## ACTION ITEM
Examine each line of the data. Copy those that contain the string "screenshot".

## ENTRIES SUPPLIED

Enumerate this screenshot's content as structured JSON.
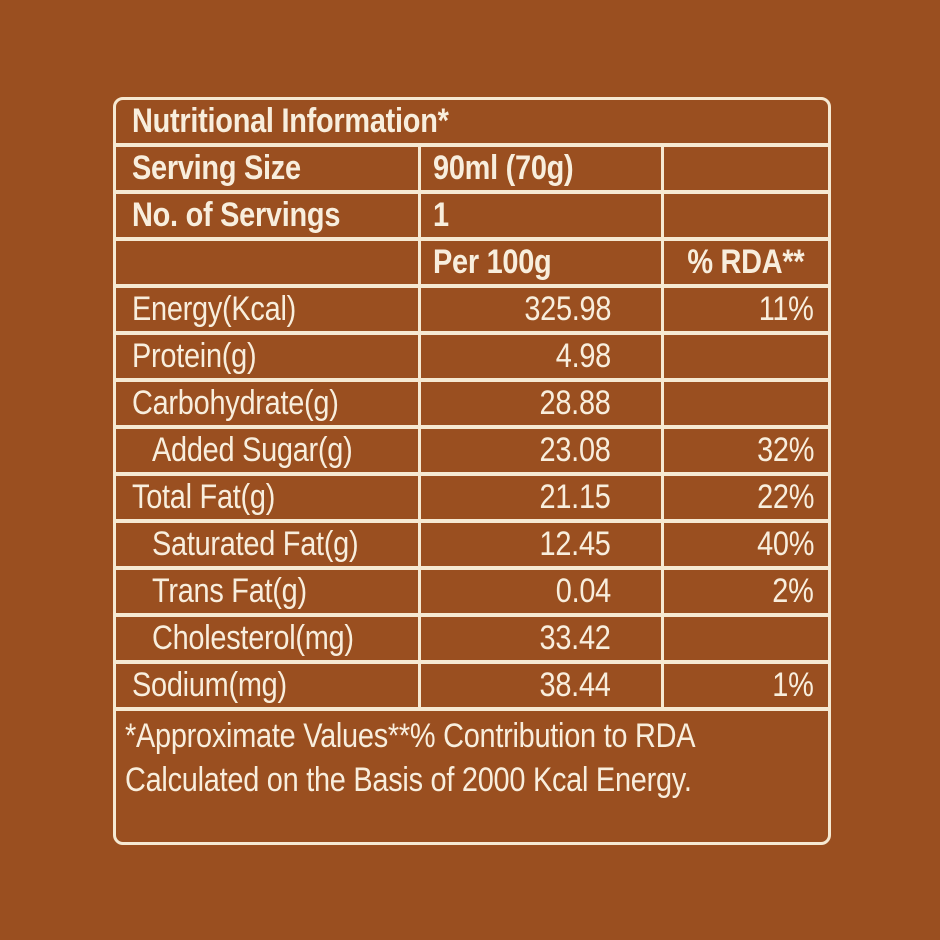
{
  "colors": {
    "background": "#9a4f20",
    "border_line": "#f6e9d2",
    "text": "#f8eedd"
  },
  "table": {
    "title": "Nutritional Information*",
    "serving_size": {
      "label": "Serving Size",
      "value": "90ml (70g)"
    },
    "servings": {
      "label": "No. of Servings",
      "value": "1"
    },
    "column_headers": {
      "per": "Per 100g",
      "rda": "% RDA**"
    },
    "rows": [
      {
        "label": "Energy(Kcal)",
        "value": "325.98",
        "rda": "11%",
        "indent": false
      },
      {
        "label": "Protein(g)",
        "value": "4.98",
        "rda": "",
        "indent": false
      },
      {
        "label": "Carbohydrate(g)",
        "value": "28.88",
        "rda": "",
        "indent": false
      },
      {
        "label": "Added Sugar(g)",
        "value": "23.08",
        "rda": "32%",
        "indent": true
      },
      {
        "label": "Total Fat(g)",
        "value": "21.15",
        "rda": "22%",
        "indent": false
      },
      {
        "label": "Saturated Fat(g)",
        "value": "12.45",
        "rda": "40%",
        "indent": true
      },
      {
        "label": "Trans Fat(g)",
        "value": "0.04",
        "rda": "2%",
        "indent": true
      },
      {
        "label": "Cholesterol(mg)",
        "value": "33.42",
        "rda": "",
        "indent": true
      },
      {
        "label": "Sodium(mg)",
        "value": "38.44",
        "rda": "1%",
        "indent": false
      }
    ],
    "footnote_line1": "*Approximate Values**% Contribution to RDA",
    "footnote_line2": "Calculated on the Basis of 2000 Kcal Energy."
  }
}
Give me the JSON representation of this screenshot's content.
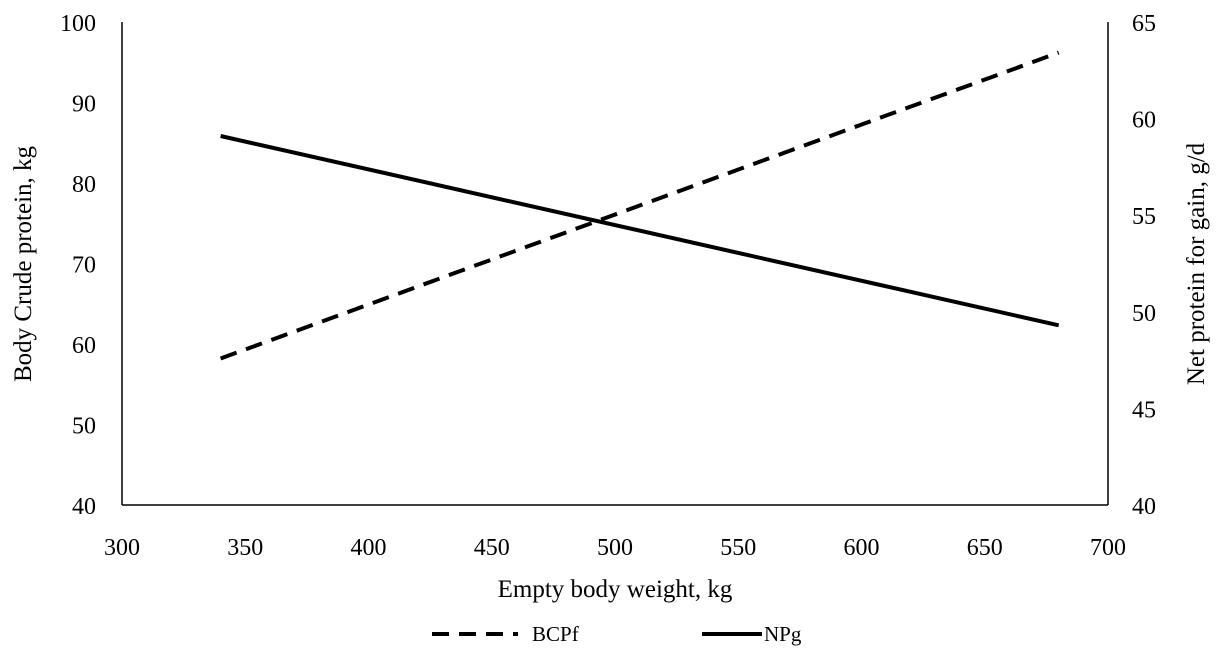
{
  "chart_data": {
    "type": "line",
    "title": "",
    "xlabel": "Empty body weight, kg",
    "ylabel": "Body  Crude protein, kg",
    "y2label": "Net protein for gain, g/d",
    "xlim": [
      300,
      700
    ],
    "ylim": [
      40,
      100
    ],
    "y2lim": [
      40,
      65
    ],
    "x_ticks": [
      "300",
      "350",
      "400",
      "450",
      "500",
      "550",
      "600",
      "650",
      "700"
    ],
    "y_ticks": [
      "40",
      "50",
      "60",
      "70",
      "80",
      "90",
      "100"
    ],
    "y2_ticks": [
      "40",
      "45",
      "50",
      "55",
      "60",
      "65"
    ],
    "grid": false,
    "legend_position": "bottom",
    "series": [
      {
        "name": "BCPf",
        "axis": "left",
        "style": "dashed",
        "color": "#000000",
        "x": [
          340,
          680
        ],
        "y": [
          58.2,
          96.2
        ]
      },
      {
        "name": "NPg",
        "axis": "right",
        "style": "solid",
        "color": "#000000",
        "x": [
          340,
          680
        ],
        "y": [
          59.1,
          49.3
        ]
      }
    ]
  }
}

## YOUR RESPONSE
Enumerate this screenshot's content as structured JSON.
Give me the JSON representation of this screenshot's content.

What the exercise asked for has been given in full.